[Data records]
** START **
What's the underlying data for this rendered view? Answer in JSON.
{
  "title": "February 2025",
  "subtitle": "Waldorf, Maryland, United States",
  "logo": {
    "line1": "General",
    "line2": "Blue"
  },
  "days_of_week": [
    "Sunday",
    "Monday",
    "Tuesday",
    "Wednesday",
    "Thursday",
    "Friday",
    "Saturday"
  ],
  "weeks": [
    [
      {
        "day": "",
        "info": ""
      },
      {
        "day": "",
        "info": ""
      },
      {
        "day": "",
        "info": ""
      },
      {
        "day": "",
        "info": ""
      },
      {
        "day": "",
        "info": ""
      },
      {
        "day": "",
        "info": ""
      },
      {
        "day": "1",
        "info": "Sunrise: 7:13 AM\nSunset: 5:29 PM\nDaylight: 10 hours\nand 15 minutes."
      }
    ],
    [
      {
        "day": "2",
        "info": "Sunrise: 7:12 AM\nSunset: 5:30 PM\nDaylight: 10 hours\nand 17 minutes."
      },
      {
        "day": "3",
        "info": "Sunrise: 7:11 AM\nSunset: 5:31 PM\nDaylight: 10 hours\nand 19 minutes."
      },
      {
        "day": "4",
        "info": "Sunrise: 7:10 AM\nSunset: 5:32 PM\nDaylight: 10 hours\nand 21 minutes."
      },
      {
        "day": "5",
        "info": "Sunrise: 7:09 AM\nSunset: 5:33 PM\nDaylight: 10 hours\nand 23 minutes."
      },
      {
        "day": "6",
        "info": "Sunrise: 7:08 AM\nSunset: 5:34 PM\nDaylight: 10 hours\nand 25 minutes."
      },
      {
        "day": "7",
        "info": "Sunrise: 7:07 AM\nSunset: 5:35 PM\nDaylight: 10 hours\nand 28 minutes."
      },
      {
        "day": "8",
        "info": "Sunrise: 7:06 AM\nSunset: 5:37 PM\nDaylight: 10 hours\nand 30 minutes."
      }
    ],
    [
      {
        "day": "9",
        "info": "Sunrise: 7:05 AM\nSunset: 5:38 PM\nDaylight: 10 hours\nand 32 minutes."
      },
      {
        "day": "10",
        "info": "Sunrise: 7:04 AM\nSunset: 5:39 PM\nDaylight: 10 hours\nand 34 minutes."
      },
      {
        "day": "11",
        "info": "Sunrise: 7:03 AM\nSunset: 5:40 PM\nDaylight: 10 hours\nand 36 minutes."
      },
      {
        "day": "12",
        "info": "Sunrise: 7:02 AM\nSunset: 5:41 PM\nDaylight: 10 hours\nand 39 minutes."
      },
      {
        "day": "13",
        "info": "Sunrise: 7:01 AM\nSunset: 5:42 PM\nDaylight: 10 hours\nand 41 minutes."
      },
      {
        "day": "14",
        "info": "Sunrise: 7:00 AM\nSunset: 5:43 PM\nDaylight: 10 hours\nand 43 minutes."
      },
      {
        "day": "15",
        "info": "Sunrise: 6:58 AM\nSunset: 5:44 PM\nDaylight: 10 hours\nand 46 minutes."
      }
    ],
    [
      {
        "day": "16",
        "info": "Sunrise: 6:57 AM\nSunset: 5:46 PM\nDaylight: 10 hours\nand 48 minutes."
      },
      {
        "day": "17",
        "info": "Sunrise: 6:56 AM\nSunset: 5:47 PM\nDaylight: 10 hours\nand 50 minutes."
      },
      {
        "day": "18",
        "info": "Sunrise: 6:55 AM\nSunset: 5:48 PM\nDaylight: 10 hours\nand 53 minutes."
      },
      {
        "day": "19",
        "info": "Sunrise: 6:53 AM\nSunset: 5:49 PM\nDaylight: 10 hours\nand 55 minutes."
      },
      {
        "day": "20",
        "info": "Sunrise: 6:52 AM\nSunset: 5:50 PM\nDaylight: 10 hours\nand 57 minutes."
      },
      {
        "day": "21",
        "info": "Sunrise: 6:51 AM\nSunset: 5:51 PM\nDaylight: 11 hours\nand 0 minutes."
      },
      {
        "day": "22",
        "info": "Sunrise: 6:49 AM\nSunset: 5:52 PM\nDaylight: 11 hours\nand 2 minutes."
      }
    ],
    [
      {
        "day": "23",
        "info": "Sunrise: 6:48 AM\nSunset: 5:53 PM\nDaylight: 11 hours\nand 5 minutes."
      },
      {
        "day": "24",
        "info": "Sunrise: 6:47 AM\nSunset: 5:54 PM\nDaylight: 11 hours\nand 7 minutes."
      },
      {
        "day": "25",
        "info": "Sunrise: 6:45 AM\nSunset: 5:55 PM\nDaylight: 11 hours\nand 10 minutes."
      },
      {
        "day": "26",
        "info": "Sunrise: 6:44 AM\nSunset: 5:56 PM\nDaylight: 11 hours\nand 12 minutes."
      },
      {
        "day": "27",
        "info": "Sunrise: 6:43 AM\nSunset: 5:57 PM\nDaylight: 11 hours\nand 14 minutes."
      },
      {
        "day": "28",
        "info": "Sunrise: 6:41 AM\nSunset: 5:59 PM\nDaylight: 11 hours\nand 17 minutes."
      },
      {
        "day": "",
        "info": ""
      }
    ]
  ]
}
** END **
# [SET TASK]
Reproduce the entries above in full, verbatim.

# [RESPONSE TO THIS TASK]
What's the underlying data for this rendered view? Answer in JSON.
{
  "title": "February 2025",
  "subtitle": "Waldorf, Maryland, United States",
  "logo": {
    "line1": "General",
    "line2": "Blue"
  },
  "days_of_week": [
    "Sunday",
    "Monday",
    "Tuesday",
    "Wednesday",
    "Thursday",
    "Friday",
    "Saturday"
  ],
  "weeks": [
    [
      {
        "day": "",
        "info": ""
      },
      {
        "day": "",
        "info": ""
      },
      {
        "day": "",
        "info": ""
      },
      {
        "day": "",
        "info": ""
      },
      {
        "day": "",
        "info": ""
      },
      {
        "day": "",
        "info": ""
      },
      {
        "day": "1",
        "info": "Sunrise: 7:13 AM\nSunset: 5:29 PM\nDaylight: 10 hours\nand 15 minutes."
      }
    ],
    [
      {
        "day": "2",
        "info": "Sunrise: 7:12 AM\nSunset: 5:30 PM\nDaylight: 10 hours\nand 17 minutes."
      },
      {
        "day": "3",
        "info": "Sunrise: 7:11 AM\nSunset: 5:31 PM\nDaylight: 10 hours\nand 19 minutes."
      },
      {
        "day": "4",
        "info": "Sunrise: 7:10 AM\nSunset: 5:32 PM\nDaylight: 10 hours\nand 21 minutes."
      },
      {
        "day": "5",
        "info": "Sunrise: 7:09 AM\nSunset: 5:33 PM\nDaylight: 10 hours\nand 23 minutes."
      },
      {
        "day": "6",
        "info": "Sunrise: 7:08 AM\nSunset: 5:34 PM\nDaylight: 10 hours\nand 25 minutes."
      },
      {
        "day": "7",
        "info": "Sunrise: 7:07 AM\nSunset: 5:35 PM\nDaylight: 10 hours\nand 28 minutes."
      },
      {
        "day": "8",
        "info": "Sunrise: 7:06 AM\nSunset: 5:37 PM\nDaylight: 10 hours\nand 30 minutes."
      }
    ],
    [
      {
        "day": "9",
        "info": "Sunrise: 7:05 AM\nSunset: 5:38 PM\nDaylight: 10 hours\nand 32 minutes."
      },
      {
        "day": "10",
        "info": "Sunrise: 7:04 AM\nSunset: 5:39 PM\nDaylight: 10 hours\nand 34 minutes."
      },
      {
        "day": "11",
        "info": "Sunrise: 7:03 AM\nSunset: 5:40 PM\nDaylight: 10 hours\nand 36 minutes."
      },
      {
        "day": "12",
        "info": "Sunrise: 7:02 AM\nSunset: 5:41 PM\nDaylight: 10 hours\nand 39 minutes."
      },
      {
        "day": "13",
        "info": "Sunrise: 7:01 AM\nSunset: 5:42 PM\nDaylight: 10 hours\nand 41 minutes."
      },
      {
        "day": "14",
        "info": "Sunrise: 7:00 AM\nSunset: 5:43 PM\nDaylight: 10 hours\nand 43 minutes."
      },
      {
        "day": "15",
        "info": "Sunrise: 6:58 AM\nSunset: 5:44 PM\nDaylight: 10 hours\nand 46 minutes."
      }
    ],
    [
      {
        "day": "16",
        "info": "Sunrise: 6:57 AM\nSunset: 5:46 PM\nDaylight: 10 hours\nand 48 minutes."
      },
      {
        "day": "17",
        "info": "Sunrise: 6:56 AM\nSunset: 5:47 PM\nDaylight: 10 hours\nand 50 minutes."
      },
      {
        "day": "18",
        "info": "Sunrise: 6:55 AM\nSunset: 5:48 PM\nDaylight: 10 hours\nand 53 minutes."
      },
      {
        "day": "19",
        "info": "Sunrise: 6:53 AM\nSunset: 5:49 PM\nDaylight: 10 hours\nand 55 minutes."
      },
      {
        "day": "20",
        "info": "Sunrise: 6:52 AM\nSunset: 5:50 PM\nDaylight: 10 hours\nand 57 minutes."
      },
      {
        "day": "21",
        "info": "Sunrise: 6:51 AM\nSunset: 5:51 PM\nDaylight: 11 hours\nand 0 minutes."
      },
      {
        "day": "22",
        "info": "Sunrise: 6:49 AM\nSunset: 5:52 PM\nDaylight: 11 hours\nand 2 minutes."
      }
    ],
    [
      {
        "day": "23",
        "info": "Sunrise: 6:48 AM\nSunset: 5:53 PM\nDaylight: 11 hours\nand 5 minutes."
      },
      {
        "day": "24",
        "info": "Sunrise: 6:47 AM\nSunset: 5:54 PM\nDaylight: 11 hours\nand 7 minutes."
      },
      {
        "day": "25",
        "info": "Sunrise: 6:45 AM\nSunset: 5:55 PM\nDaylight: 11 hours\nand 10 minutes."
      },
      {
        "day": "26",
        "info": "Sunrise: 6:44 AM\nSunset: 5:56 PM\nDaylight: 11 hours\nand 12 minutes."
      },
      {
        "day": "27",
        "info": "Sunrise: 6:43 AM\nSunset: 5:57 PM\nDaylight: 11 hours\nand 14 minutes."
      },
      {
        "day": "28",
        "info": "Sunrise: 6:41 AM\nSunset: 5:59 PM\nDaylight: 11 hours\nand 17 minutes."
      },
      {
        "day": "",
        "info": ""
      }
    ]
  ]
}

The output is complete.